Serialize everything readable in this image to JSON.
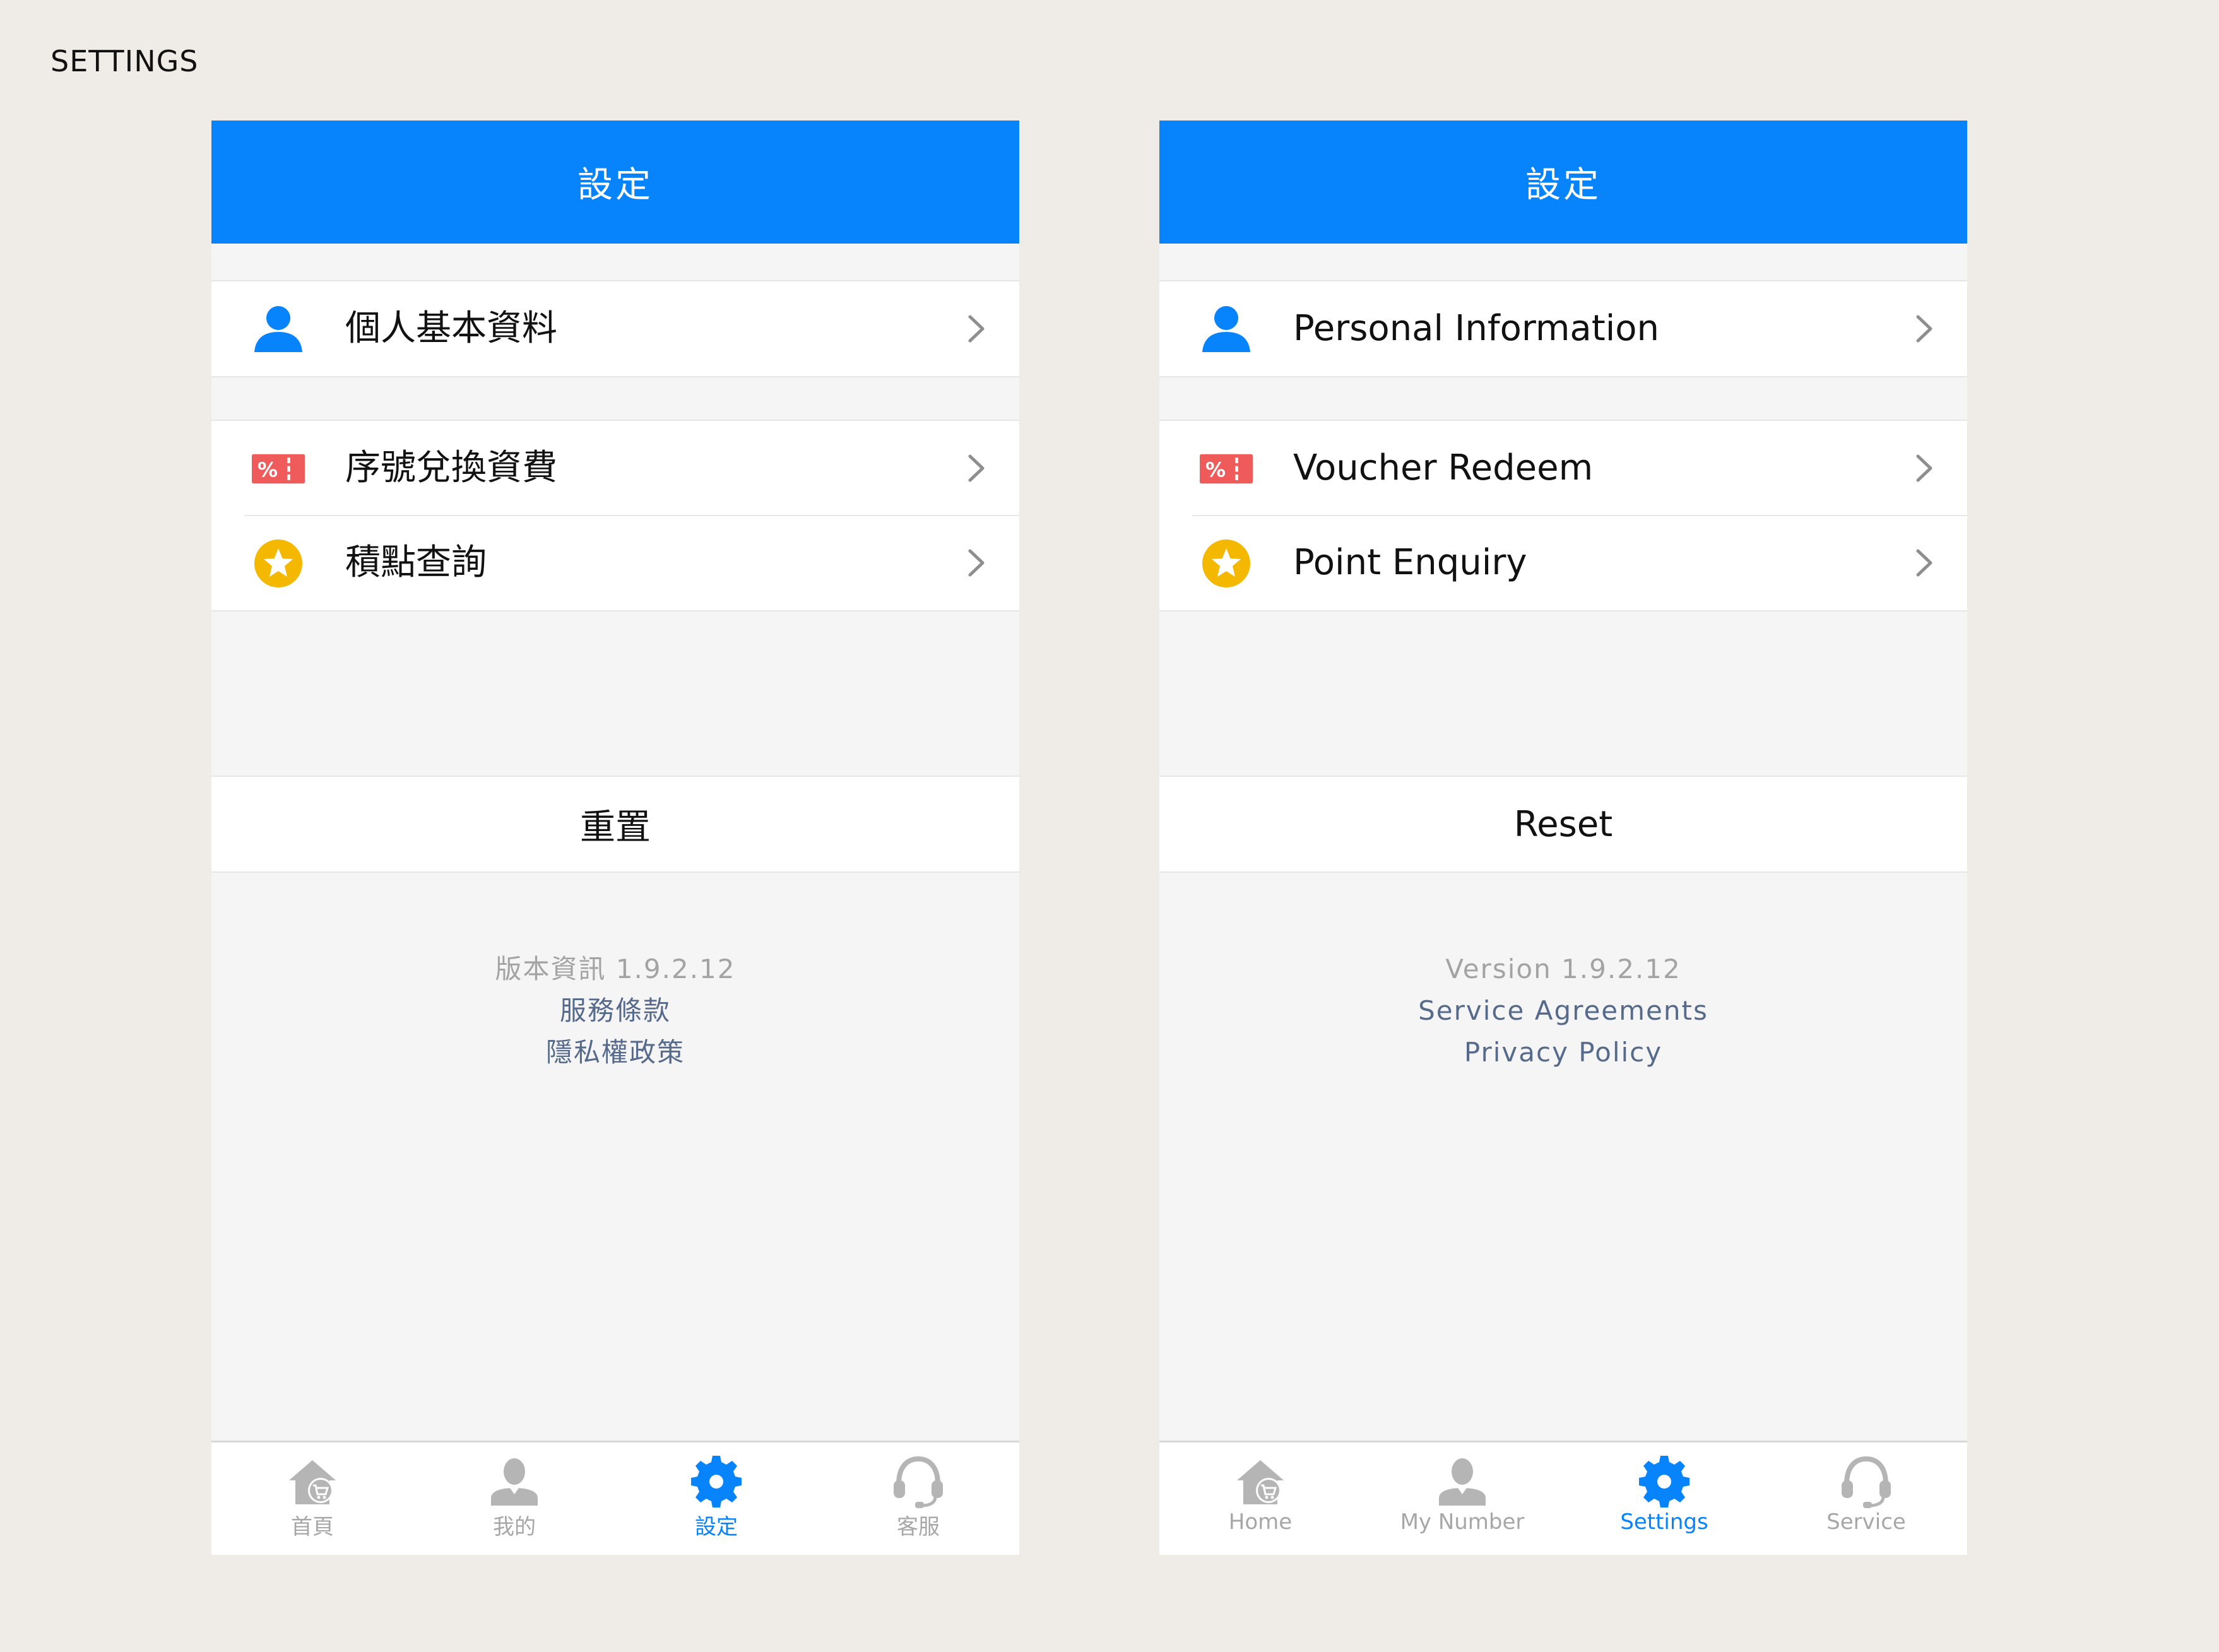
{
  "page_label": "SETTINGS",
  "colors": {
    "accent": "#0784fc",
    "tab_inactive": "#a7a7a7",
    "voucher_red": "#ef5a5a",
    "star_yellow": "#f5b800",
    "link": "#566a8c"
  },
  "screens": {
    "zh": {
      "title": "設定",
      "personal_info": "個人基本資料",
      "voucher_redeem": "序號兌換資費",
      "point_enquiry": "積點查詢",
      "reset": "重置",
      "version": "版本資訊 1.9.2.12",
      "service_agreements": "服務條款",
      "privacy_policy": "隱私權政策",
      "tabs": [
        {
          "label": "首頁",
          "icon": "home-cart-icon",
          "active": false
        },
        {
          "label": "我的",
          "icon": "user-icon",
          "active": false
        },
        {
          "label": "設定",
          "icon": "gear-icon",
          "active": true
        },
        {
          "label": "客服",
          "icon": "headset-icon",
          "active": false
        }
      ]
    },
    "en": {
      "title": "設定",
      "personal_info": "Personal Information",
      "voucher_redeem": "Voucher Redeem",
      "point_enquiry": "Point Enquiry",
      "reset": "Reset",
      "version": "Version 1.9.2.12",
      "service_agreements": "Service Agreements",
      "privacy_policy": "Privacy Policy",
      "tabs": [
        {
          "label": "Home",
          "icon": "home-cart-icon",
          "active": false
        },
        {
          "label": "My Number",
          "icon": "user-icon",
          "active": false
        },
        {
          "label": "Settings",
          "icon": "gear-icon",
          "active": true
        },
        {
          "label": "Service",
          "icon": "headset-icon",
          "active": false
        }
      ]
    }
  }
}
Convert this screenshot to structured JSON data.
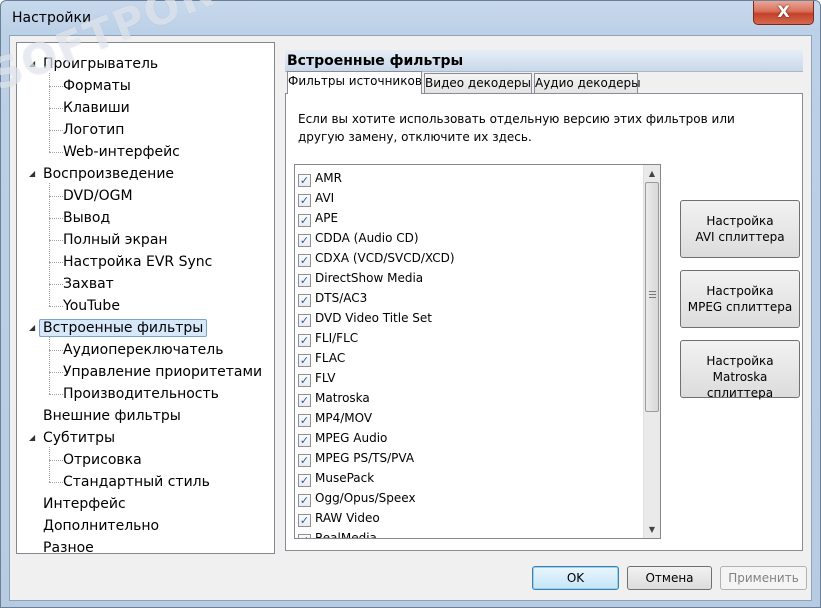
{
  "window": {
    "title": "Настройки",
    "close_glyph": "X"
  },
  "watermark": "SOFTPORTAL",
  "tree": {
    "items": [
      {
        "label": "Проигрыватель",
        "level": 0,
        "expanded": true
      },
      {
        "label": "Форматы",
        "level": 1
      },
      {
        "label": "Клавиши",
        "level": 1
      },
      {
        "label": "Логотип",
        "level": 1
      },
      {
        "label": "Web-интерфейс",
        "level": 1
      },
      {
        "label": "Воспроизведение",
        "level": 0,
        "expanded": true
      },
      {
        "label": "DVD/OGM",
        "level": 1
      },
      {
        "label": "Вывод",
        "level": 1
      },
      {
        "label": "Полный экран",
        "level": 1
      },
      {
        "label": "Настройка EVR Sync",
        "level": 1
      },
      {
        "label": "Захват",
        "level": 1
      },
      {
        "label": "YouTube",
        "level": 1
      },
      {
        "label": "Встроенные фильтры",
        "level": 0,
        "expanded": true,
        "selected": true
      },
      {
        "label": "Аудиопереключатель",
        "level": 1
      },
      {
        "label": "Управление приоритетами",
        "level": 1
      },
      {
        "label": "Производительность",
        "level": 1
      },
      {
        "label": "Внешние фильтры",
        "level": 0
      },
      {
        "label": "Субтитры",
        "level": 0,
        "expanded": true
      },
      {
        "label": "Отрисовка",
        "level": 1
      },
      {
        "label": "Стандартный стиль",
        "level": 1
      },
      {
        "label": "Интерфейс",
        "level": 0
      },
      {
        "label": "Дополнительно",
        "level": 0
      },
      {
        "label": "Разное",
        "level": 0
      }
    ]
  },
  "panel": {
    "title": "Встроенные фильтры",
    "tabs": [
      {
        "label": "Фильтры источников",
        "active": true
      },
      {
        "label": "Видео декодеры",
        "active": false
      },
      {
        "label": "Аудио декодеры",
        "active": false
      }
    ],
    "description": "Если вы хотите использовать отдельную версию этих фильтров или другую замену, отключите их здесь.",
    "filters": [
      {
        "label": "AMR",
        "checked": true
      },
      {
        "label": "AVI",
        "checked": true
      },
      {
        "label": "APE",
        "checked": true
      },
      {
        "label": "CDDA (Audio CD)",
        "checked": true
      },
      {
        "label": "CDXA (VCD/SVCD/XCD)",
        "checked": true
      },
      {
        "label": "DirectShow Media",
        "checked": true
      },
      {
        "label": "DTS/AC3",
        "checked": true
      },
      {
        "label": "DVD Video Title Set",
        "checked": true
      },
      {
        "label": "FLI/FLC",
        "checked": true
      },
      {
        "label": "FLAC",
        "checked": true
      },
      {
        "label": "FLV",
        "checked": true
      },
      {
        "label": "Matroska",
        "checked": true
      },
      {
        "label": "MP4/MOV",
        "checked": true
      },
      {
        "label": "MPEG Audio",
        "checked": true
      },
      {
        "label": "MPEG PS/TS/PVA",
        "checked": true
      },
      {
        "label": "MusePack",
        "checked": true
      },
      {
        "label": "Ogg/Opus/Speex",
        "checked": true
      },
      {
        "label": "RAW Video",
        "checked": true
      },
      {
        "label": "RealMedia",
        "checked": true
      }
    ],
    "side_buttons": [
      {
        "line1": "Настройка",
        "line2": "AVI сплиттера"
      },
      {
        "line1": "Настройка",
        "line2": "MPEG сплиттера"
      },
      {
        "line1": "Настройка",
        "line2": "Matroska сплиттера"
      }
    ]
  },
  "footer": {
    "ok_label": "OK",
    "cancel_label": "Отмена",
    "apply_label": "Применить"
  }
}
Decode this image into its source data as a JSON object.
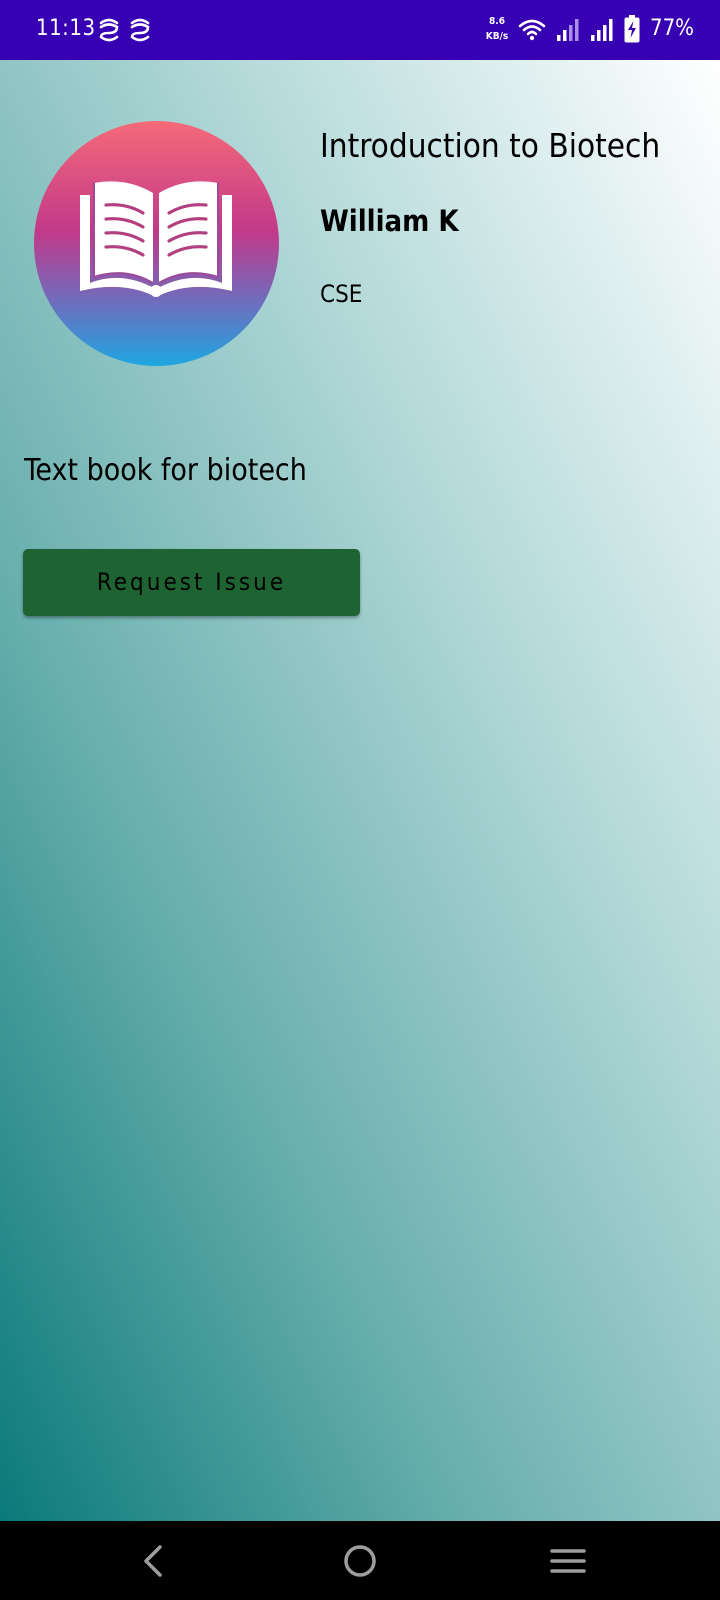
{
  "status_bar": {
    "time": "11:13",
    "net_speed_value": "8.6",
    "net_speed_unit": "KB/s",
    "battery": "77%",
    "notification_icons": [
      "s-circle-app-icon",
      "s-circle-app-icon"
    ],
    "icons": [
      "wifi-icon",
      "signal-icon",
      "signal-icon",
      "battery-charging-icon"
    ]
  },
  "book": {
    "cover_icon": "open-book-icon",
    "title": "Introduction to Biotech",
    "author": "William K",
    "department": "CSE",
    "description": "Text book for biotech"
  },
  "actions": {
    "request_label": "Request Issue"
  },
  "nav_bar": {
    "icons": [
      "back-icon",
      "home-icon",
      "menu-icon"
    ]
  },
  "colors": {
    "status_bar": "#3700B3",
    "button": "#1e6432",
    "nav_bar": "#000000"
  }
}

### What needs to be done:
Give every line back word for word and leave the pictures out.

### Complete response:
Serialize everything readable in this image to JSON.
{
  "page_label": "SETTINGS",
  "colors": {
    "accent": "#0784fc",
    "tab_inactive": "#a7a7a7",
    "voucher_red": "#ef5a5a",
    "star_yellow": "#f5b800",
    "link": "#566a8c"
  },
  "screens": {
    "zh": {
      "title": "設定",
      "personal_info": "個人基本資料",
      "voucher_redeem": "序號兌換資費",
      "point_enquiry": "積點查詢",
      "reset": "重置",
      "version": "版本資訊 1.9.2.12",
      "service_agreements": "服務條款",
      "privacy_policy": "隱私權政策",
      "tabs": [
        {
          "label": "首頁",
          "icon": "home-cart-icon",
          "active": false
        },
        {
          "label": "我的",
          "icon": "user-icon",
          "active": false
        },
        {
          "label": "設定",
          "icon": "gear-icon",
          "active": true
        },
        {
          "label": "客服",
          "icon": "headset-icon",
          "active": false
        }
      ]
    },
    "en": {
      "title": "設定",
      "personal_info": "Personal Information",
      "voucher_redeem": "Voucher Redeem",
      "point_enquiry": "Point Enquiry",
      "reset": "Reset",
      "version": "Version 1.9.2.12",
      "service_agreements": "Service Agreements",
      "privacy_policy": "Privacy Policy",
      "tabs": [
        {
          "label": "Home",
          "icon": "home-cart-icon",
          "active": false
        },
        {
          "label": "My Number",
          "icon": "user-icon",
          "active": false
        },
        {
          "label": "Settings",
          "icon": "gear-icon",
          "active": true
        },
        {
          "label": "Service",
          "icon": "headset-icon",
          "active": false
        }
      ]
    }
  }
}
Convert this screenshot to structured JSON data.
{
  "window": {
    "title": "Настройки",
    "close_glyph": "X"
  },
  "watermark": "SOFTPORTAL",
  "tree": {
    "items": [
      {
        "label": "Проигрыватель",
        "level": 0,
        "expanded": true
      },
      {
        "label": "Форматы",
        "level": 1
      },
      {
        "label": "Клавиши",
        "level": 1
      },
      {
        "label": "Логотип",
        "level": 1
      },
      {
        "label": "Web-интерфейс",
        "level": 1
      },
      {
        "label": "Воспроизведение",
        "level": 0,
        "expanded": true
      },
      {
        "label": "DVD/OGM",
        "level": 1
      },
      {
        "label": "Вывод",
        "level": 1
      },
      {
        "label": "Полный экран",
        "level": 1
      },
      {
        "label": "Настройка EVR Sync",
        "level": 1
      },
      {
        "label": "Захват",
        "level": 1
      },
      {
        "label": "YouTube",
        "level": 1
      },
      {
        "label": "Встроенные фильтры",
        "level": 0,
        "expanded": true,
        "selected": true
      },
      {
        "label": "Аудиопереключатель",
        "level": 1
      },
      {
        "label": "Управление приоритетами",
        "level": 1
      },
      {
        "label": "Производительность",
        "level": 1
      },
      {
        "label": "Внешние фильтры",
        "level": 0
      },
      {
        "label": "Субтитры",
        "level": 0,
        "expanded": true
      },
      {
        "label": "Отрисовка",
        "level": 1
      },
      {
        "label": "Стандартный стиль",
        "level": 1
      },
      {
        "label": "Интерфейс",
        "level": 0
      },
      {
        "label": "Дополнительно",
        "level": 0
      },
      {
        "label": "Разное",
        "level": 0
      }
    ]
  },
  "panel": {
    "title": "Встроенные фильтры",
    "tabs": [
      {
        "label": "Фильтры источников",
        "active": true
      },
      {
        "label": "Видео декодеры",
        "active": false
      },
      {
        "label": "Аудио декодеры",
        "active": false
      }
    ],
    "description": "Если вы хотите использовать отдельную версию этих фильтров или другую замену, отключите их здесь.",
    "filters": [
      {
        "label": "AMR",
        "checked": true
      },
      {
        "label": "AVI",
        "checked": true
      },
      {
        "label": "APE",
        "checked": true
      },
      {
        "label": "CDDA (Audio CD)",
        "checked": true
      },
      {
        "label": "CDXA (VCD/SVCD/XCD)",
        "checked": true
      },
      {
        "label": "DirectShow Media",
        "checked": true
      },
      {
        "label": "DTS/AC3",
        "checked": true
      },
      {
        "label": "DVD Video Title Set",
        "checked": true
      },
      {
        "label": "FLI/FLC",
        "checked": true
      },
      {
        "label": "FLAC",
        "checked": true
      },
      {
        "label": "FLV",
        "checked": true
      },
      {
        "label": "Matroska",
        "checked": true
      },
      {
        "label": "MP4/MOV",
        "checked": true
      },
      {
        "label": "MPEG Audio",
        "checked": true
      },
      {
        "label": "MPEG PS/TS/PVA",
        "checked": true
      },
      {
        "label": "MusePack",
        "checked": true
      },
      {
        "label": "Ogg/Opus/Speex",
        "checked": true
      },
      {
        "label": "RAW Video",
        "checked": true
      },
      {
        "label": "RealMedia",
        "checked": true
      }
    ],
    "side_buttons": [
      {
        "line1": "Настройка",
        "line2": "AVI сплиттера"
      },
      {
        "line1": "Настройка",
        "line2": "MPEG сплиттера"
      },
      {
        "line1": "Настройка",
        "line2": "Matroska сплиттера"
      }
    ]
  },
  "footer": {
    "ok_label": "OK",
    "cancel_label": "Отмена",
    "apply_label": "Применить"
  }
}
Decode this image into its source data as a JSON object.
{
  "status_bar": {
    "time": "11:13",
    "net_speed_value": "8.6",
    "net_speed_unit": "KB/s",
    "battery": "77%",
    "notification_icons": [
      "s-circle-app-icon",
      "s-circle-app-icon"
    ],
    "icons": [
      "wifi-icon",
      "signal-icon",
      "signal-icon",
      "battery-charging-icon"
    ]
  },
  "book": {
    "cover_icon": "open-book-icon",
    "title": "Introduction to Biotech",
    "author": "William K",
    "department": "CSE",
    "description": "Text book for biotech"
  },
  "actions": {
    "request_label": "Request Issue"
  },
  "nav_bar": {
    "icons": [
      "back-icon",
      "home-icon",
      "menu-icon"
    ]
  },
  "colors": {
    "status_bar": "#3700B3",
    "button": "#1e6432",
    "nav_bar": "#000000"
  }
}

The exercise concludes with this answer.